• [Direction] Extract each line containing the string "data".
**** Records for the task ****
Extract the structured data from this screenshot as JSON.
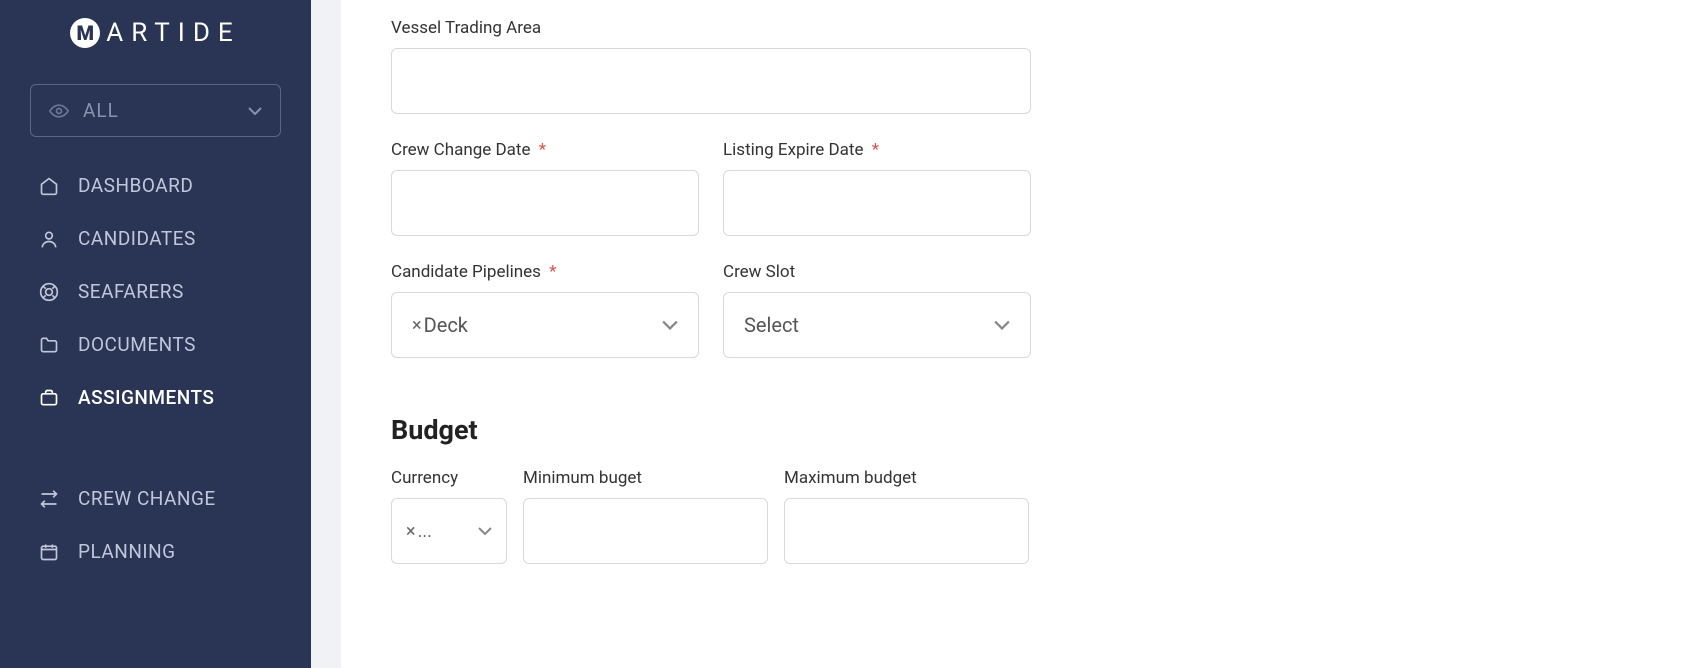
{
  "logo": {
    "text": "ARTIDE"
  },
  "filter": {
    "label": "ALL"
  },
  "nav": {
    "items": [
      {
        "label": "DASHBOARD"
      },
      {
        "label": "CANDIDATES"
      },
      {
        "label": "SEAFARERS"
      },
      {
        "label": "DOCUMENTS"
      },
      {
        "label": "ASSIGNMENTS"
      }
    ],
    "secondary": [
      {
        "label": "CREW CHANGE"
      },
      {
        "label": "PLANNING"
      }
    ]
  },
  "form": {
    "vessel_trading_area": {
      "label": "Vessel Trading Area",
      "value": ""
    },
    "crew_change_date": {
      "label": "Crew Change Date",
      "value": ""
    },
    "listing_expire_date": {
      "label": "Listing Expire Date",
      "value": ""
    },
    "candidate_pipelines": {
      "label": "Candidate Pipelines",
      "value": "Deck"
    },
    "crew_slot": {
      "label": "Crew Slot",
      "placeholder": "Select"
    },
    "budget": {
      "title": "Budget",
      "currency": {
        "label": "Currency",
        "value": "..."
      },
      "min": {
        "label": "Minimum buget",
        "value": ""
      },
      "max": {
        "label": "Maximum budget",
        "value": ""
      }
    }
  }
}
****
**** Records for the task ****
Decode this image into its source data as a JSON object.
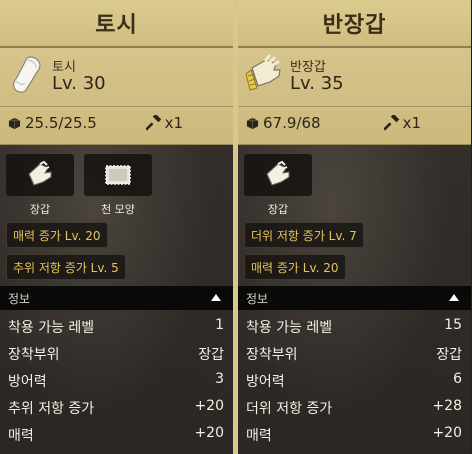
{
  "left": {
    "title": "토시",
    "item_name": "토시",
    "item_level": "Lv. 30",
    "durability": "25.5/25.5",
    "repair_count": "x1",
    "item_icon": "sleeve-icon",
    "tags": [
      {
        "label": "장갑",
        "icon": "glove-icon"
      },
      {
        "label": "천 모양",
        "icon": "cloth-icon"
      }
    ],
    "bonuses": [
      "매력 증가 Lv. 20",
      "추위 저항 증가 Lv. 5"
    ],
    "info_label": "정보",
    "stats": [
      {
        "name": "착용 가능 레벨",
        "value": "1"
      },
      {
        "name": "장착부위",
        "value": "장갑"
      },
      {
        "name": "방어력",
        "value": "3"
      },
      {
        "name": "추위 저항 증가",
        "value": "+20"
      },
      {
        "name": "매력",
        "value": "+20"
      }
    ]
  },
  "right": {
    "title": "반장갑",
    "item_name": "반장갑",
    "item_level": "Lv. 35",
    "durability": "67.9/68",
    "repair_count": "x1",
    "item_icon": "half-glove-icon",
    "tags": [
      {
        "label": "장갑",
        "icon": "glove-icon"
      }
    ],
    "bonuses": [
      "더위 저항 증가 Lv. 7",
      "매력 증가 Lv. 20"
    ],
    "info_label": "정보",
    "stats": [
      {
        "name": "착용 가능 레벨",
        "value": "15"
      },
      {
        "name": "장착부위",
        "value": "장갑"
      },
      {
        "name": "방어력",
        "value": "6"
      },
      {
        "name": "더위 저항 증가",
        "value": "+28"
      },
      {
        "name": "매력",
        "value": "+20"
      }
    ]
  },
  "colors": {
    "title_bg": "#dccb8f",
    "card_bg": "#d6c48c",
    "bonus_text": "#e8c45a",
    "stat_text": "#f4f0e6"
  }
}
****
• [Worked solution]
Extract the structured data from this screenshot as JSON.
Decode this image into its source data as a JSON object.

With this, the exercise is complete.